Below is a listing. Gather each line of it that contains "title".

--- START Records for the task ---

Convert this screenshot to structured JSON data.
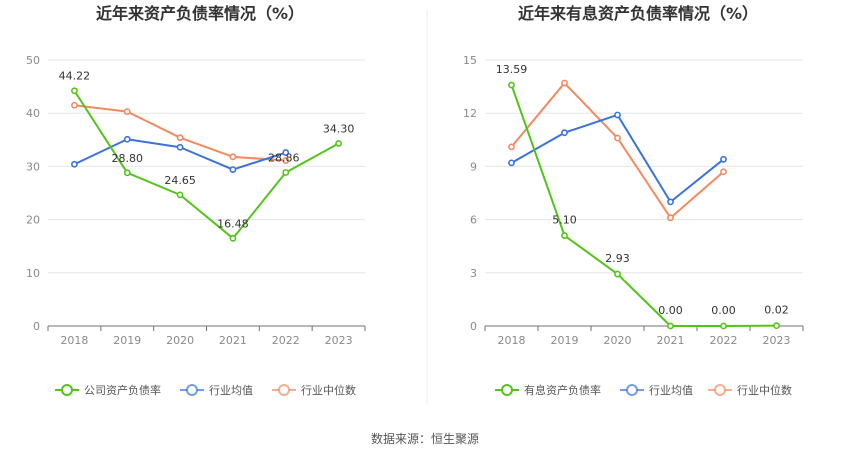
{
  "source_label": "数据来源：恒生聚源",
  "chart_data": [
    {
      "type": "line",
      "title": "近年来资产负债率情况（%）",
      "categories": [
        "2018",
        "2019",
        "2020",
        "2021",
        "2022",
        "2023"
      ],
      "ylim": [
        0,
        50
      ],
      "yticks": [
        0,
        10,
        20,
        30,
        40,
        50
      ],
      "grid": true,
      "legend_position": "bottom",
      "series": [
        {
          "name": "公司资产负债率",
          "color": "#52c41a",
          "values": [
            44.22,
            28.8,
            24.65,
            16.48,
            28.86,
            34.3
          ],
          "labels": [
            "44.22",
            "28.80",
            "24.65",
            "16.48",
            "28.86",
            "34.30"
          ]
        },
        {
          "name": "行业均值",
          "color": "#3b72dd",
          "values": [
            30.4,
            35.1,
            33.6,
            29.4,
            32.6,
            null
          ],
          "labels": null
        },
        {
          "name": "行业中位数",
          "color": "#f4895f",
          "values": [
            41.5,
            40.3,
            35.4,
            31.8,
            31.1,
            null
          ],
          "labels": null
        }
      ]
    },
    {
      "type": "line",
      "title": "近年来有息资产负债率情况（%）",
      "categories": [
        "2018",
        "2019",
        "2020",
        "2021",
        "2022",
        "2023"
      ],
      "ylim": [
        0,
        15
      ],
      "yticks": [
        0,
        3,
        6,
        9,
        12,
        15
      ],
      "grid": true,
      "legend_position": "bottom",
      "series": [
        {
          "name": "有息资产负债率",
          "color": "#52c41a",
          "values": [
            13.59,
            5.1,
            2.93,
            0.0,
            0.0,
            0.02
          ],
          "labels": [
            "13.59",
            "5.10",
            "2.93",
            "0.00",
            "0.00",
            "0.02"
          ]
        },
        {
          "name": "行业均值",
          "color": "#3b72dd",
          "values": [
            9.2,
            10.9,
            11.9,
            7.0,
            9.4,
            null
          ],
          "labels": null
        },
        {
          "name": "行业中位数",
          "color": "#f4895f",
          "values": [
            10.1,
            13.7,
            10.6,
            6.1,
            8.7,
            null
          ],
          "labels": null
        }
      ]
    }
  ]
}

--- END Records for the task ---

[Correct response]
      "title": "近年来资产负债率情况（%）",
      "title": "近年来有息资产负债率情况（%）",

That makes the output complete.